===== DATASET RECORDS =====

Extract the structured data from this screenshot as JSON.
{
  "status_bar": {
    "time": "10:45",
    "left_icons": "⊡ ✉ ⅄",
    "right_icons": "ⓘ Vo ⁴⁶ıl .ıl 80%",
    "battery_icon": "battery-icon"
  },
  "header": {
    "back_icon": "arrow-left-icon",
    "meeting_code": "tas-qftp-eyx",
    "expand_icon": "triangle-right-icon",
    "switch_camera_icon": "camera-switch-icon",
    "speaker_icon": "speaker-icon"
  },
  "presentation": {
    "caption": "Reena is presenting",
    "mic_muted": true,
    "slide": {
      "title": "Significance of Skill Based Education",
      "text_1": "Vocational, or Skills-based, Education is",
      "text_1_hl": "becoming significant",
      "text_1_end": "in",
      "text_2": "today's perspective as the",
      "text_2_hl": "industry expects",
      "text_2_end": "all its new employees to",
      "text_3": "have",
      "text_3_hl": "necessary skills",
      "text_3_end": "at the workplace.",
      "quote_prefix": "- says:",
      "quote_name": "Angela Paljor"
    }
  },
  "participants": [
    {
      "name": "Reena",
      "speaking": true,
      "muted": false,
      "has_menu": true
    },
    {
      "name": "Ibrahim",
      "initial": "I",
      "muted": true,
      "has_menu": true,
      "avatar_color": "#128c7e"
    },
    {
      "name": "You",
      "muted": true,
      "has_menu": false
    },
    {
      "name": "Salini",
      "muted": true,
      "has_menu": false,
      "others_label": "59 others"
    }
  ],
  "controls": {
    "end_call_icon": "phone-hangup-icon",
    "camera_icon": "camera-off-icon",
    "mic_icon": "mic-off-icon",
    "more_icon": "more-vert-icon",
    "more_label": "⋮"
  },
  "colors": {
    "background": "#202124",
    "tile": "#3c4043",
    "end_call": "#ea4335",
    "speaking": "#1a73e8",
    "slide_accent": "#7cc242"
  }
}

=====

TASK TO COMPLETE: Restate each of the entries above verbatim.

EXERCISE RESPONSE:
Extract the structured data from this screenshot as JSON.
{
  "status_bar": {
    "time": "10:45",
    "left_icons": "⊡ ✉ ⅄",
    "right_icons": "ⓘ Vo ⁴⁶ıl .ıl 80%",
    "battery_icon": "battery-icon"
  },
  "header": {
    "back_icon": "arrow-left-icon",
    "meeting_code": "tas-qftp-eyx",
    "expand_icon": "triangle-right-icon",
    "switch_camera_icon": "camera-switch-icon",
    "speaker_icon": "speaker-icon"
  },
  "presentation": {
    "caption": "Reena is presenting",
    "mic_muted": true,
    "slide": {
      "title": "Significance of Skill Based Education",
      "text_1": "Vocational, or Skills-based, Education is",
      "text_1_hl": "becoming significant",
      "text_1_end": "in",
      "text_2": "today's perspective as the",
      "text_2_hl": "industry expects",
      "text_2_end": "all its new employees to",
      "text_3": "have",
      "text_3_hl": "necessary skills",
      "text_3_end": "at the workplace.",
      "quote_prefix": "- says:",
      "quote_name": "Angela Paljor"
    }
  },
  "participants": [
    {
      "name": "Reena",
      "speaking": true,
      "muted": false,
      "has_menu": true
    },
    {
      "name": "Ibrahim",
      "initial": "I",
      "muted": true,
      "has_menu": true,
      "avatar_color": "#128c7e"
    },
    {
      "name": "You",
      "muted": true,
      "has_menu": false
    },
    {
      "name": "Salini",
      "muted": true,
      "has_menu": false,
      "others_label": "59 others"
    }
  ],
  "controls": {
    "end_call_icon": "phone-hangup-icon",
    "camera_icon": "camera-off-icon",
    "mic_icon": "mic-off-icon",
    "more_icon": "more-vert-icon",
    "more_label": "⋮"
  },
  "colors": {
    "background": "#202124",
    "tile": "#3c4043",
    "end_call": "#ea4335",
    "speaking": "#1a73e8",
    "slide_accent": "#7cc242"
  }
}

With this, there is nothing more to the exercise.